Set exercise
Every record below should be transcribed exactly. Omit the images.

Given information
■ ■ ■ ■

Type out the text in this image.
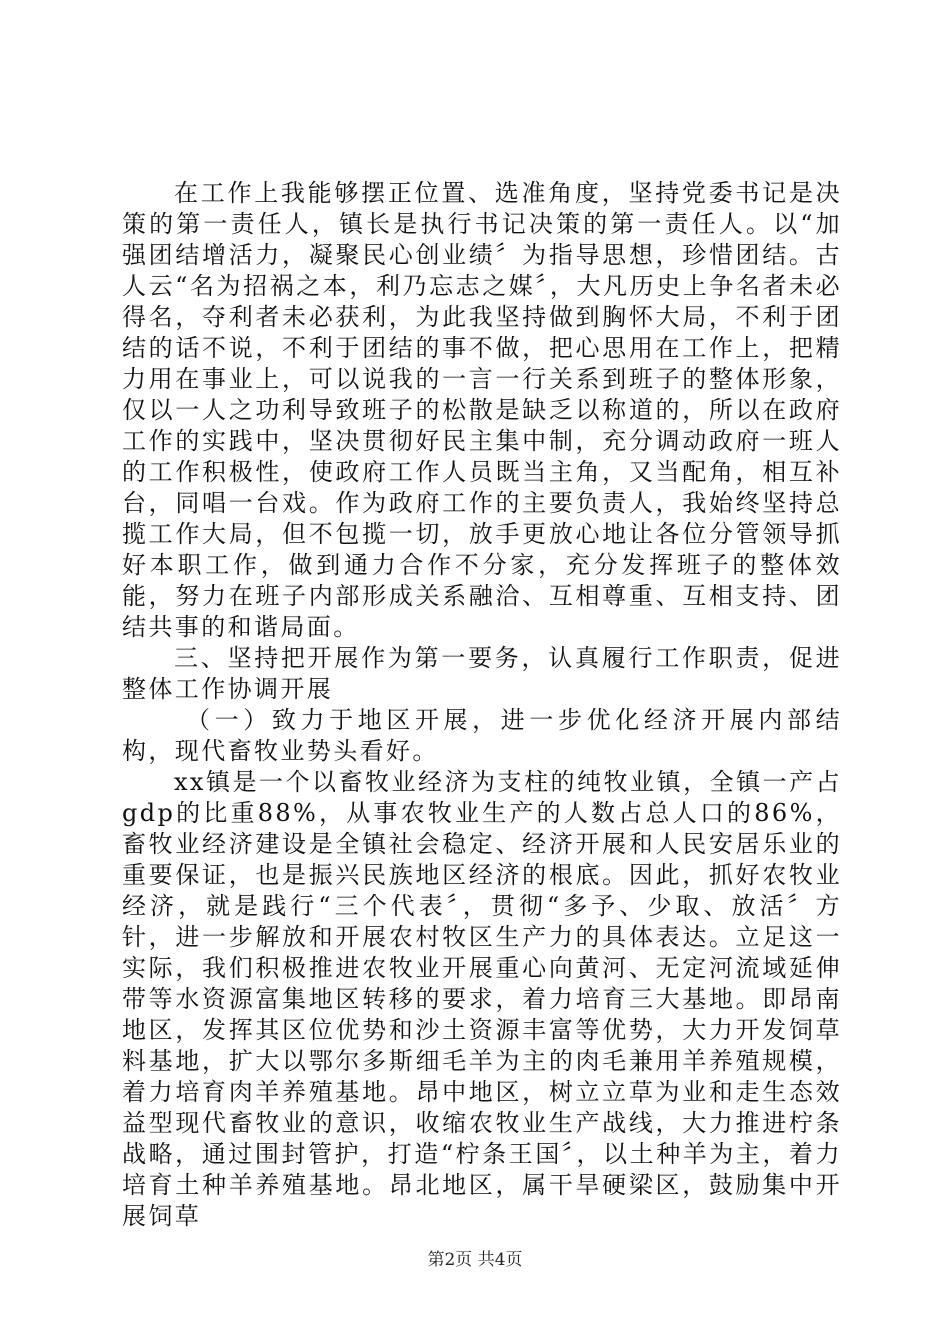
在工作上我能够摆正位置、选准角度，坚持党委书记是决策的第一责任人，镇长是执行书记决策的第一责任人。以“加强团结增活力，凝聚民心创业绩〞为指导思想，珍惜团结。古人云“名为招祸之本，利乃忘志之媒〞，大凡历史上争名者未必得名，夺利者未必获利，为此我坚持做到胸怀大局，不利于团结的话不说，不利于团结的事不做，把心思用在工作上，把精力用在事业上，可以说我的一言一行关系到班子的整体形象，仅以一人之功利导致班子的松散是缺乏以称道的，所以在政府工作的实践中，坚决贯彻好民主集中制，充分调动政府一班人的工作积极性，使政府工作人员既当主角，又当配角，相互补台，同唱一台戏。作为政府工作的主要负责人，我始终坚持总揽工作大局，但不包揽一切，放手更放心地让各位分管领导抓好本职工作，做到通力合作不分家，充分发挥班子的整体效能，努力在班子内部形成关系融洽、互相尊重、互相支持、团结共事的和谐局面。

三、坚持把开展作为第一要务，认真履行工作职责，促进整体工作协调开展

（一）致力于地区开展，进一步优化经济开展内部结构，现代畜牧业势头看好。

xx镇是一个以畜牧业经济为支柱的纯牧业镇，全镇一产占gdp的比重88%，从事农牧业生产的人数占总人口的86%，畜牧业经济建设是全镇社会稳定、经济开展和人民安居乐业的重要保证，也是振兴民族地区经济的根底。因此，抓好农牧业经济，就是践行“三个代表〞，贯彻“多予、少取、放活〞方针，进一步解放和开展农村牧区生产力的具体表达。立足这一实际，我们积极推进农牧业开展重心向黄河、无定河流域延伸带等水资源富集地区转移的要求，着力培育三大基地。即昂南地区，发挥其区位优势和沙土资源丰富等优势，大力开发饲草料基地，扩大以鄂尔多斯细毛羊为主的肉毛兼用羊养殖规模，着力培育肉羊养殖基地。昂中地区，树立立草为业和走生态效益型现代畜牧业的意识，收缩农牧业生产战线，大力推进柠条战略，通过围封管护，打造“柠条王国〞，以土种羊为主，着力培育土种羊养殖基地。昂北地区，属干旱硬梁区，鼓励集中开展饲草

第2页 共4页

■ ■ ■ ■

Exercise solution
Type out the text in this image.
在工作上我能够摆正位置、选准角度，坚持党委书记是决策的第一责任人，镇长是执行书记决策的第一责任人。以“加强团结增活力，凝聚民心创业绩〞为指导思想，珍惜团结。古人云“名为招祸之本，利乃忘志之媒〞，大凡历史上争名者未必得名，夺利者未必获利，为此我坚持做到胸怀大局，不利于团结的话不说，不利于团结的事不做，把心思用在工作上，把精力用在事业上，可以说我的一言一行关系到班子的整体形象，仅以一人之功利导致班子的松散是缺乏以称道的，所以在政府工作的实践中，坚决贯彻好民主集中制，充分调动政府一班人的工作积极性，使政府工作人员既当主角，又当配角，相互补台，同唱一台戏。作为政府工作的主要负责人，我始终坚持总揽工作大局，但不包揽一切，放手更放心地让各位分管领导抓好本职工作，做到通力合作不分家，充分发挥班子的整体效能，努力在班子内部形成关系融洽、互相尊重、互相支持、团结共事的和谐局面。

三、坚持把开展作为第一要务，认真履行工作职责，促进整体工作协调开展

（一）致力于地区开展，进一步优化经济开展内部结构，现代畜牧业势头看好。

xx镇是一个以畜牧业经济为支柱的纯牧业镇，全镇一产占gdp的比重88%，从事农牧业生产的人数占总人口的86%，畜牧业经济建设是全镇社会稳定、经济开展和人民安居乐业的重要保证，也是振兴民族地区经济的根底。因此，抓好农牧业经济，就是践行“三个代表〞，贯彻“多予、少取、放活〞方针，进一步解放和开展农村牧区生产力的具体表达。立足这一实际，我们积极推进农牧业开展重心向黄河、无定河流域延伸带等水资源富集地区转移的要求，着力培育三大基地。即昂南地区，发挥其区位优势和沙土资源丰富等优势，大力开发饲草料基地，扩大以鄂尔多斯细毛羊为主的肉毛兼用羊养殖规模，着力培育肉羊养殖基地。昂中地区，树立立草为业和走生态效益型现代畜牧业的意识，收缩农牧业生产战线，大力推进柠条战略，通过围封管护，打造“柠条王国〞，以土种羊为主，着力培育土种羊养殖基地。昂北地区，属干旱硬梁区，鼓励集中开展饲草

第2页 共4页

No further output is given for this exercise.